--- start ---

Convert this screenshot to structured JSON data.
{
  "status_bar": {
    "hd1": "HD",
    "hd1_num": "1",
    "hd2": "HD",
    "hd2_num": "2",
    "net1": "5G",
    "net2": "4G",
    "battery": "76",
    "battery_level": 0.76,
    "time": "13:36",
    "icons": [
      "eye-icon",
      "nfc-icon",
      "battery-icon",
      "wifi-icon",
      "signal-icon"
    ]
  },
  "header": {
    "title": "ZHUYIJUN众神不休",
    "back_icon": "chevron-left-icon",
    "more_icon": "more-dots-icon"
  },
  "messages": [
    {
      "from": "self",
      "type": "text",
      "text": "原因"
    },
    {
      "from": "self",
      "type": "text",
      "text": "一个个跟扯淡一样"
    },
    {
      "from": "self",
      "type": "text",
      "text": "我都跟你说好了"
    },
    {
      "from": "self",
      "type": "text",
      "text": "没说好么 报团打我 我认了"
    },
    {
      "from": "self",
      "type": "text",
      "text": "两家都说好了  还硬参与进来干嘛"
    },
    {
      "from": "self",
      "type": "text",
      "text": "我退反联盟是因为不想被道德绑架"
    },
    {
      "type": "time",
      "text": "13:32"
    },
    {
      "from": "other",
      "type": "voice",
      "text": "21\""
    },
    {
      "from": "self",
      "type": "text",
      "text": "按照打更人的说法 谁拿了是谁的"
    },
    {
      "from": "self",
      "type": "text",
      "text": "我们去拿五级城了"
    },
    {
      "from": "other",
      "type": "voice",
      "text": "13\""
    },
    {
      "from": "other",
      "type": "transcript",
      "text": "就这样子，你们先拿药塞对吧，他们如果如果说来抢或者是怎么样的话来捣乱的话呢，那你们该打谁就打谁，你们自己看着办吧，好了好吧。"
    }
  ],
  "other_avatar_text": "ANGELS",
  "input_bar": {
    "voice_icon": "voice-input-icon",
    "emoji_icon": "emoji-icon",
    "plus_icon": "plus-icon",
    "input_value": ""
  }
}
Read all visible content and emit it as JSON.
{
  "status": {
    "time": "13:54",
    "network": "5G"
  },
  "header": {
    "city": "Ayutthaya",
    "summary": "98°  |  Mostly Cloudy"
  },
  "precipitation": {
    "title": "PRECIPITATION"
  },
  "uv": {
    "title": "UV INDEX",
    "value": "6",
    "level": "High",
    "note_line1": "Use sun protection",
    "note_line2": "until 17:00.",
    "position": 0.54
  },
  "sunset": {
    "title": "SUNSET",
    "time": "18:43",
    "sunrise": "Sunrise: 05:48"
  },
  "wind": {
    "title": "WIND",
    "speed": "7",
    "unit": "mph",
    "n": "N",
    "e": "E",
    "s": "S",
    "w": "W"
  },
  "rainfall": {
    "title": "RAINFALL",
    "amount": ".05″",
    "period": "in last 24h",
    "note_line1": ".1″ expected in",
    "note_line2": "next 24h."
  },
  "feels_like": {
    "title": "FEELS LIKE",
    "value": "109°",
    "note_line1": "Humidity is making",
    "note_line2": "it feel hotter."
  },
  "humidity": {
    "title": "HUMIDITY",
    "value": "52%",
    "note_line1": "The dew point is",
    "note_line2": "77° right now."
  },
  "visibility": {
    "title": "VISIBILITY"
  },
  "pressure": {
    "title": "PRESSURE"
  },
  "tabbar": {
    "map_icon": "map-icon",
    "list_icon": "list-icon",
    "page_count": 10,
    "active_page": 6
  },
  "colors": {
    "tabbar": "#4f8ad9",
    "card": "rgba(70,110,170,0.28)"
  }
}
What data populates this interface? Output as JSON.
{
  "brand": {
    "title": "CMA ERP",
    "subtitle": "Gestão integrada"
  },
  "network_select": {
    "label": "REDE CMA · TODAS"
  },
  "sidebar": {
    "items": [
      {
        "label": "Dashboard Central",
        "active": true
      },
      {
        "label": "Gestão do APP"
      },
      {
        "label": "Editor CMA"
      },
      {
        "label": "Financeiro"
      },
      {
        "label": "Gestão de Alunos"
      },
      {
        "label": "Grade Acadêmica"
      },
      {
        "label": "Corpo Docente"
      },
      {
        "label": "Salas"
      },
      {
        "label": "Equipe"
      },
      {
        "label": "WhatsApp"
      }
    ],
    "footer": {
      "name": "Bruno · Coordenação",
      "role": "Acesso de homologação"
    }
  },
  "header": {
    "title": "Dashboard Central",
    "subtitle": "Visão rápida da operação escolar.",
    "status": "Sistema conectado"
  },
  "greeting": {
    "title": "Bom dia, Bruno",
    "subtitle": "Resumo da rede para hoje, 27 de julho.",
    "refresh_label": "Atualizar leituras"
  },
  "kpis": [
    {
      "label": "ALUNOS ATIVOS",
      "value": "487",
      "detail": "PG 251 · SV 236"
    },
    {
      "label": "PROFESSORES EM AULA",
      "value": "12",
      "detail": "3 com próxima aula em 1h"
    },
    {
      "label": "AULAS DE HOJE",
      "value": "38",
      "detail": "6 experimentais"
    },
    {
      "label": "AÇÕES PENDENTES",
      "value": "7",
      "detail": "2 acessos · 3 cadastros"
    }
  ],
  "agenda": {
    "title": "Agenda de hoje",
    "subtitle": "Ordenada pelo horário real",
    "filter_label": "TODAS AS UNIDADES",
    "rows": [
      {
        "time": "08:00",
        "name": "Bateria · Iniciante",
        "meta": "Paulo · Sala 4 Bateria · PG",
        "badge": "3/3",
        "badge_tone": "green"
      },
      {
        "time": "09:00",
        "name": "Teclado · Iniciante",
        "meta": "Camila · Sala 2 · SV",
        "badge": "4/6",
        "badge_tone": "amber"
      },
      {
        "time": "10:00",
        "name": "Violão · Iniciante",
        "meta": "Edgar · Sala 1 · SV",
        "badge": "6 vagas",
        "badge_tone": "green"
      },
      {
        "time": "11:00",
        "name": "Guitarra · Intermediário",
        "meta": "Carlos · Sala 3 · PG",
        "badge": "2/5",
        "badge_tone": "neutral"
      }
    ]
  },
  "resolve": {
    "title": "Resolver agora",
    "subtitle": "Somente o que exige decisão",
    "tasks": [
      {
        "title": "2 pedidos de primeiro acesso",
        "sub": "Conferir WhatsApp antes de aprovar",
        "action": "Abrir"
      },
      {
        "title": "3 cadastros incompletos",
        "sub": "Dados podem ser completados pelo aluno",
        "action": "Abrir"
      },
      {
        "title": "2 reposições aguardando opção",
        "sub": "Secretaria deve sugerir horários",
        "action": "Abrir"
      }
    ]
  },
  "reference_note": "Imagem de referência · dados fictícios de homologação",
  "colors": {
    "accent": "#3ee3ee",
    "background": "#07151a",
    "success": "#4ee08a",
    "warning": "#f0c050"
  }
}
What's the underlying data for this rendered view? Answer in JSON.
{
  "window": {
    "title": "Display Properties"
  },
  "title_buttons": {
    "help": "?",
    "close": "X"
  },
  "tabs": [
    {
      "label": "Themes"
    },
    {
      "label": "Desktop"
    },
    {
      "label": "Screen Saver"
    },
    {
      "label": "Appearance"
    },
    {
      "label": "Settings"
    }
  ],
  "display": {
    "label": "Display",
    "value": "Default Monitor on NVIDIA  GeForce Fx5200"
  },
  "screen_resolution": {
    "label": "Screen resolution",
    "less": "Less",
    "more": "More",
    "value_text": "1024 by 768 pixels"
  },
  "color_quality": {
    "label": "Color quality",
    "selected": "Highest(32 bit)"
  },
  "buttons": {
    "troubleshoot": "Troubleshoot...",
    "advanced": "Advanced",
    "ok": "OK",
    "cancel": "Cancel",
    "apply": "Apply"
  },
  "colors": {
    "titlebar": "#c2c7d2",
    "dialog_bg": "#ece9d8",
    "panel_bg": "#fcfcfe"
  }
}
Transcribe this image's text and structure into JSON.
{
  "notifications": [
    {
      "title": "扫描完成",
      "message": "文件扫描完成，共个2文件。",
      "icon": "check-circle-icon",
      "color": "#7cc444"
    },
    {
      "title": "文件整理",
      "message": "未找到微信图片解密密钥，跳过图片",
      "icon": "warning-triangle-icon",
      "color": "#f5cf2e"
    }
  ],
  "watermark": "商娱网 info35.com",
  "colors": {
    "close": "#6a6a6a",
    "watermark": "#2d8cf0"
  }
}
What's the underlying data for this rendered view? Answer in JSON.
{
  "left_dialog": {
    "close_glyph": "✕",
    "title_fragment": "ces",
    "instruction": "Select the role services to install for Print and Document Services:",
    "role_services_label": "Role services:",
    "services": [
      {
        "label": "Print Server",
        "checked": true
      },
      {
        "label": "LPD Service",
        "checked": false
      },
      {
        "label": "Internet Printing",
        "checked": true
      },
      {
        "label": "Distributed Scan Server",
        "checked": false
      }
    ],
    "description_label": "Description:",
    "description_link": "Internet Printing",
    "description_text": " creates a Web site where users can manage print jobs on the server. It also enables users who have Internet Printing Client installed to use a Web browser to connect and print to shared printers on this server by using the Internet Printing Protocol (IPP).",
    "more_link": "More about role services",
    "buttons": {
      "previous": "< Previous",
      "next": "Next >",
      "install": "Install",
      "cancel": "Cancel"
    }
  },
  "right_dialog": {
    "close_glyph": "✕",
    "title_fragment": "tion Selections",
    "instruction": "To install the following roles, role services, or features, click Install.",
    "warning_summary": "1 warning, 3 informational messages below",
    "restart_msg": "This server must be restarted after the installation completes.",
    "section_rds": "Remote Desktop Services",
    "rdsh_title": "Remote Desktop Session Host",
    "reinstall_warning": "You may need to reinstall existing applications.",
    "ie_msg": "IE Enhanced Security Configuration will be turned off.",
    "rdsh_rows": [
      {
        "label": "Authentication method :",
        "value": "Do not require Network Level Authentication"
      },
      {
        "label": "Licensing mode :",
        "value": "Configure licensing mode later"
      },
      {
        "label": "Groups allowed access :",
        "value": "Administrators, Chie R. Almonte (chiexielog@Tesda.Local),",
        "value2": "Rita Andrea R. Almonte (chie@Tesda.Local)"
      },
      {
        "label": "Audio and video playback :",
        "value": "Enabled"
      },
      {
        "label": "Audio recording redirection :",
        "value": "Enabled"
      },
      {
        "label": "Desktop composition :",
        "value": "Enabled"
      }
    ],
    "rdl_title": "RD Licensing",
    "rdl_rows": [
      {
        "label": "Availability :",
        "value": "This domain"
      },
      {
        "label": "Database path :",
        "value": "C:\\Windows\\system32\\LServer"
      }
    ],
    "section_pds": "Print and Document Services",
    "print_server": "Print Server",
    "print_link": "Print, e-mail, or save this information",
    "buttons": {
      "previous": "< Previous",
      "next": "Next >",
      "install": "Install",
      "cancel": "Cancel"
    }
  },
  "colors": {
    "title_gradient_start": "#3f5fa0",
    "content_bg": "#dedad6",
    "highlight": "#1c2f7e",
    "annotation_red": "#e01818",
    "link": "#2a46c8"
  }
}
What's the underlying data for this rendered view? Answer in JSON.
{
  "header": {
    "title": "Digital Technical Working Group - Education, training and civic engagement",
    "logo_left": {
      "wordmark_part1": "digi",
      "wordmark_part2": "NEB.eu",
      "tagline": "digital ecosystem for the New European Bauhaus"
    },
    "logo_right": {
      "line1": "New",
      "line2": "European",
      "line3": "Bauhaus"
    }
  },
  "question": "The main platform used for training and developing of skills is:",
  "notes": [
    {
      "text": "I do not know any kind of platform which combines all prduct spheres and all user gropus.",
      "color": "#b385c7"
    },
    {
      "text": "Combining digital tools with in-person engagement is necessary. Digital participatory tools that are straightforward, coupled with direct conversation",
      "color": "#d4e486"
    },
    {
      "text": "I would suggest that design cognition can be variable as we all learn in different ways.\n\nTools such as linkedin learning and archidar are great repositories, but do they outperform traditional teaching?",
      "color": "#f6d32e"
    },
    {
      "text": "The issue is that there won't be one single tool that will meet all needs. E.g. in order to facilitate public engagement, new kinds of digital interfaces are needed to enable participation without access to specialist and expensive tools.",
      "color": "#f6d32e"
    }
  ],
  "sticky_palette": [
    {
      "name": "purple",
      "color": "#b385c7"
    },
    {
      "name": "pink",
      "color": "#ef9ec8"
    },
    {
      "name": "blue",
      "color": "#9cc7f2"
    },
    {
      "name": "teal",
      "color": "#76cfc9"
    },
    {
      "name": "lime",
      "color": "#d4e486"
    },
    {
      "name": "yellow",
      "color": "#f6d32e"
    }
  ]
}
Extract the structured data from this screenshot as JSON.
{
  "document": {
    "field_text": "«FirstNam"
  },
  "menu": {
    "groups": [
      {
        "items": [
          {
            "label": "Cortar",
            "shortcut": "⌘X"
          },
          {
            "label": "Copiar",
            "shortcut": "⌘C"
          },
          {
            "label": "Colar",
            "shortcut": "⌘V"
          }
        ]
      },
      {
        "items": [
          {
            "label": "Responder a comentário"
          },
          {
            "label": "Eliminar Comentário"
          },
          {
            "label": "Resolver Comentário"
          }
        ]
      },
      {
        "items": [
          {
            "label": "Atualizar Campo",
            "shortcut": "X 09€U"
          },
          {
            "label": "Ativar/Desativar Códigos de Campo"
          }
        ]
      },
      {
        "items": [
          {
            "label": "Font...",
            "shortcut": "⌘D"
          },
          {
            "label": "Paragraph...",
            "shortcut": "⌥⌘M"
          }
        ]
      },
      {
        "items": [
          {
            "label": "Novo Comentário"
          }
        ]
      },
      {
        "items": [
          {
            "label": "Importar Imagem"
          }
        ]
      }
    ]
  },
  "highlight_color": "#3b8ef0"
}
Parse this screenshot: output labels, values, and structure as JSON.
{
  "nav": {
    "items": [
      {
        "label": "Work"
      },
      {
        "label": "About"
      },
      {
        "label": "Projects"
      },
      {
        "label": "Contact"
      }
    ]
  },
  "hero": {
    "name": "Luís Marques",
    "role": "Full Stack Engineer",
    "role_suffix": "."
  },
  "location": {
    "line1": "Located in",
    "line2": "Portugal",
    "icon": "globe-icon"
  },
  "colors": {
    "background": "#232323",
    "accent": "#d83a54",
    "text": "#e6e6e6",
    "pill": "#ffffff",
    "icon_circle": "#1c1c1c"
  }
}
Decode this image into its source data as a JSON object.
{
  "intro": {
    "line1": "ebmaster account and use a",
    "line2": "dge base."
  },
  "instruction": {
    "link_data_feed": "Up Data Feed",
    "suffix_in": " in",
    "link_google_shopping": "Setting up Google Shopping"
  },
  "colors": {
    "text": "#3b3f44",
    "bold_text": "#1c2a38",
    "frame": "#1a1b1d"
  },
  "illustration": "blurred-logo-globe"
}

--- end ---

What is required.
Return exactly the lines from the one containing "Decode this image" through the last line of the records above, both included, and nothing else.

Complete output.
Decode this image into its source data as a JSON object.
{
  "intro": {
    "line1": "ebmaster account and use a",
    "line2": "dge base."
  },
  "instruction": {
    "link_data_feed": "Up Data Feed",
    "suffix_in": " in",
    "link_google_shopping": "Setting up Google Shopping"
  },
  "colors": {
    "text": "#3b3f44",
    "bold_text": "#1c2a38",
    "frame": "#1a1b1d"
  },
  "illustration": "blurred-logo-globe"
}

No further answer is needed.